DOCUMENT SEGMENT:
-------------------------
Consortium of Universities for Research in Earthquake Engineering

Funded by the
National Institute of
Standards and Technology

Projects : Task Order 32

Seismic Behavior and Design of Deep, Slender Wide-Flange Structural Steel Beam-Column Members: Phase 2 Experimental Evaluation


The primary objective of this task order is to develop and implement a testing program to study the behavior of plastic hinges in idealized deep, slender wide-flange structural steel beam-columns undergoing significant cyclic loading. As specified in the Statement of Work (SOW) that accompanied the request for proposal, testing I-2 shall be conducted on beam-column sections that are not influenced by variations in member-end boundary conditions, which are idealized as rotationally and torsionally restrained or free.

The SOW also provides the following constraints and caveats to assist in focusing the effort into the specific area of deep beam-columns:

1. Sections nominally deeper than a W16, but no deeper than a W27, with a range of flange and web slenderness ratios shall be selected to investigate the range and progression of damage states, based on the potential of local buckling versus global member failure. Sections shall be classified as Highly Ductile or Moderately Ductile in accordance with ANSI/AISC 341.
-------------------------
MATERIAL:

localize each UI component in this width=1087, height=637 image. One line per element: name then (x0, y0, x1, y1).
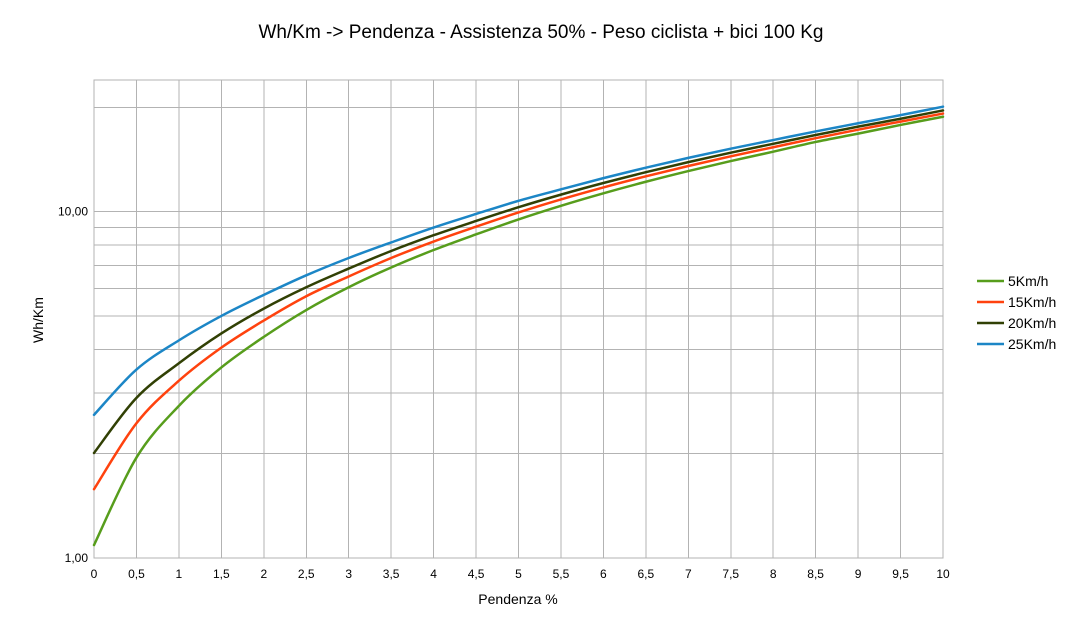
-------------------------
Carry on the task order description on testing deep, slender steel beam-columns, picking up after its final sentence.

ANSWER FOR THE TASK:
2. Members controlled by different axial or flexural limit states shall be investigated to study differences in damage progression between these limits. All members selected shall be susceptible to a lateral-torsional buckling failure mode under uniform bending per

3. Beam-columns shall be tested with idealized boundary conditions, which are rotationally and torsionally restrained or free. In all approximately 20 beam-column tests shall be conducted under this task order.

4. The loading protocols to be defined as part of this task order shall include both monotonic and cyclic loading. Sufficient axial load ratios (force / yield strength) shall be included in order to adequately capture cross-section response variations (e.g., 0.1, 0.3, 0.5, 0.75, 0.9 times the nominal axial yield strength).

5. Structural steel shall conform to A992 Grade 50 as defined by ASTM A992/A992M, Standard Specification for Structural Steel Shapes.

6. The experimental work shall be complemented with analytical studies to investigate the mechanisms identified by the tests, as well as to expand the results to a larger population of section sizes than just those tested.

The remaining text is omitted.